* _Objective_
State the number of lines that contain the word "プロセス", and add nothing else.

* _Material provided_

____

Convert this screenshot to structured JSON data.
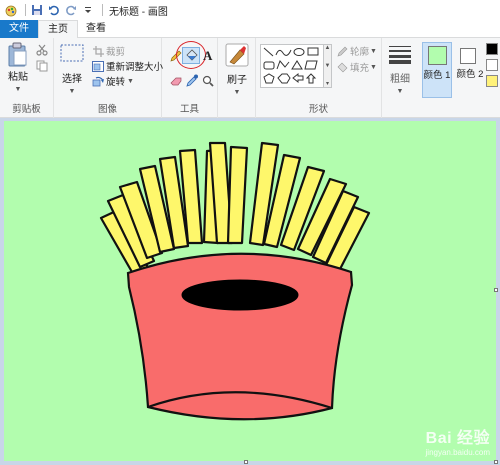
{
  "titlebar": {
    "title": "无标题 - 画图",
    "icons": [
      "paint-app-icon",
      "save-icon",
      "undo-icon",
      "redo-icon",
      "customize-dropdown-icon"
    ]
  },
  "tabs": [
    {
      "label": "文件"
    },
    {
      "label": "主页"
    },
    {
      "label": "查看"
    }
  ],
  "groups": {
    "clipboard": {
      "label": "剪贴板",
      "paste": "粘贴",
      "cut_icon": "scissors-icon",
      "copy_icon": "copy-icon"
    },
    "image": {
      "label": "图像",
      "select": "选择",
      "crop": "裁剪",
      "resize": "重新调整大小",
      "rotate": "旋转"
    },
    "tools": {
      "label": "工具",
      "items": [
        "pencil-icon",
        "fill-bucket-icon",
        "text-icon",
        "eraser-icon",
        "color-picker-icon",
        "magnifier-icon"
      ],
      "highlight_color": "#d9262b"
    },
    "brushes": {
      "label": "刷子"
    },
    "shapes": {
      "label": "形状",
      "outline": "轮廓",
      "fill": "填充"
    },
    "size": {
      "label": "粗细"
    },
    "colors": {
      "color1_label": "颜色 1",
      "color2_label": "颜色 2",
      "color1": "#b2fdae",
      "color2": "#ffffff",
      "palette": [
        "#000000",
        "#ffffff",
        "#fff27a"
      ]
    }
  },
  "canvas": {
    "background": "#b2fdae",
    "fries_color": "#fef76b",
    "box_color": "#f96c6b",
    "hole_color": "#000000"
  },
  "watermark": {
    "main": "Bai 经验",
    "sub": "jingyan.baidu.com"
  }
}
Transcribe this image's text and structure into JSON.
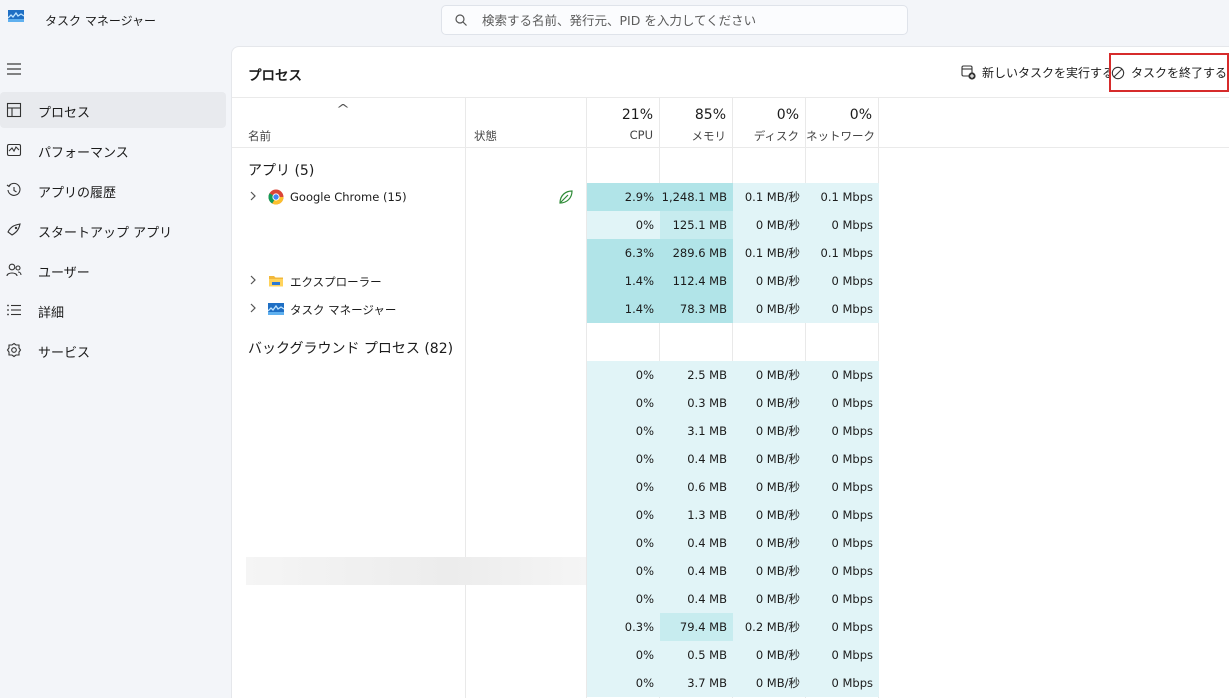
{
  "app": {
    "title": "タスク マネージャー"
  },
  "search": {
    "placeholder": "検索する名前、発行元、PID を入力してください"
  },
  "sidebar": {
    "items": [
      {
        "label": "プロセス",
        "icon": "processes-icon",
        "active": true
      },
      {
        "label": "パフォーマンス",
        "icon": "performance-icon"
      },
      {
        "label": "アプリの履歴",
        "icon": "app-history-icon"
      },
      {
        "label": "スタートアップ アプリ",
        "icon": "startup-icon"
      },
      {
        "label": "ユーザー",
        "icon": "users-icon"
      },
      {
        "label": "詳細",
        "icon": "details-icon"
      },
      {
        "label": "サービス",
        "icon": "services-icon"
      }
    ]
  },
  "main": {
    "title": "プロセス",
    "run_task_label": "新しいタスクを実行する",
    "end_task_label": "タスクを終了する"
  },
  "columns": {
    "name": "名前",
    "status": "状態",
    "cpu": {
      "pct": "21%",
      "label": "CPU"
    },
    "memory": {
      "pct": "85%",
      "label": "メモリ"
    },
    "disk": {
      "pct": "0%",
      "label": "ディスク"
    },
    "network": {
      "pct": "0%",
      "label": "ネットワーク"
    }
  },
  "groups": {
    "apps": "アプリ (5)",
    "background": "バックグラウンド プロセス (82)"
  },
  "app_rows": [
    {
      "name": "Google Chrome (15)",
      "icon": "chrome-icon",
      "expandable": true,
      "status_icon": "efficiency-leaf-icon",
      "cpu": "2.9%",
      "mem": "1,248.1 MB",
      "disk": "0.1 MB/秒",
      "net": "0.1 Mbps",
      "heat": [
        "h3",
        "h3",
        "h1",
        "h1"
      ]
    },
    {
      "name": "",
      "cpu": "0%",
      "mem": "125.1 MB",
      "disk": "0 MB/秒",
      "net": "0 Mbps",
      "heat": [
        "h1",
        "h2",
        "h1",
        "h1"
      ]
    },
    {
      "name": "",
      "cpu": "6.3%",
      "mem": "289.6 MB",
      "disk": "0.1 MB/秒",
      "net": "0.1 Mbps",
      "heat": [
        "h3",
        "h3",
        "h1",
        "h1"
      ]
    },
    {
      "name": "エクスプローラー",
      "icon": "folder-icon",
      "expandable": true,
      "cpu": "1.4%",
      "mem": "112.4 MB",
      "disk": "0 MB/秒",
      "net": "0 Mbps",
      "heat": [
        "h3",
        "h3",
        "h1",
        "h1"
      ]
    },
    {
      "name": "タスク マネージャー",
      "icon": "task-manager-icon",
      "expandable": true,
      "cpu": "1.4%",
      "mem": "78.3 MB",
      "disk": "0 MB/秒",
      "net": "0 Mbps",
      "heat": [
        "h3",
        "h3",
        "h1",
        "h1"
      ]
    }
  ],
  "bg_rows": [
    {
      "cpu": "0%",
      "mem": "2.5 MB",
      "disk": "0 MB/秒",
      "net": "0 Mbps"
    },
    {
      "cpu": "0%",
      "mem": "0.3 MB",
      "disk": "0 MB/秒",
      "net": "0 Mbps"
    },
    {
      "cpu": "0%",
      "mem": "3.1 MB",
      "disk": "0 MB/秒",
      "net": "0 Mbps"
    },
    {
      "cpu": "0%",
      "mem": "0.4 MB",
      "disk": "0 MB/秒",
      "net": "0 Mbps"
    },
    {
      "cpu": "0%",
      "mem": "0.6 MB",
      "disk": "0 MB/秒",
      "net": "0 Mbps"
    },
    {
      "cpu": "0%",
      "mem": "1.3 MB",
      "disk": "0 MB/秒",
      "net": "0 Mbps"
    },
    {
      "cpu": "0%",
      "mem": "0.4 MB",
      "disk": "0 MB/秒",
      "net": "0 Mbps"
    },
    {
      "cpu": "0%",
      "mem": "0.4 MB",
      "disk": "0 MB/秒",
      "net": "0 Mbps",
      "hover": true
    },
    {
      "cpu": "0%",
      "mem": "0.4 MB",
      "disk": "0 MB/秒",
      "net": "0 Mbps"
    },
    {
      "cpu": "0.3%",
      "mem": "79.4 MB",
      "disk": "0.2 MB/秒",
      "net": "0 Mbps",
      "mem_heat": "h2"
    },
    {
      "cpu": "0%",
      "mem": "0.5 MB",
      "disk": "0 MB/秒",
      "net": "0 Mbps"
    },
    {
      "cpu": "0%",
      "mem": "3.7 MB",
      "disk": "0 MB/秒",
      "net": "0 Mbps"
    }
  ]
}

____

* _Expected answer_
3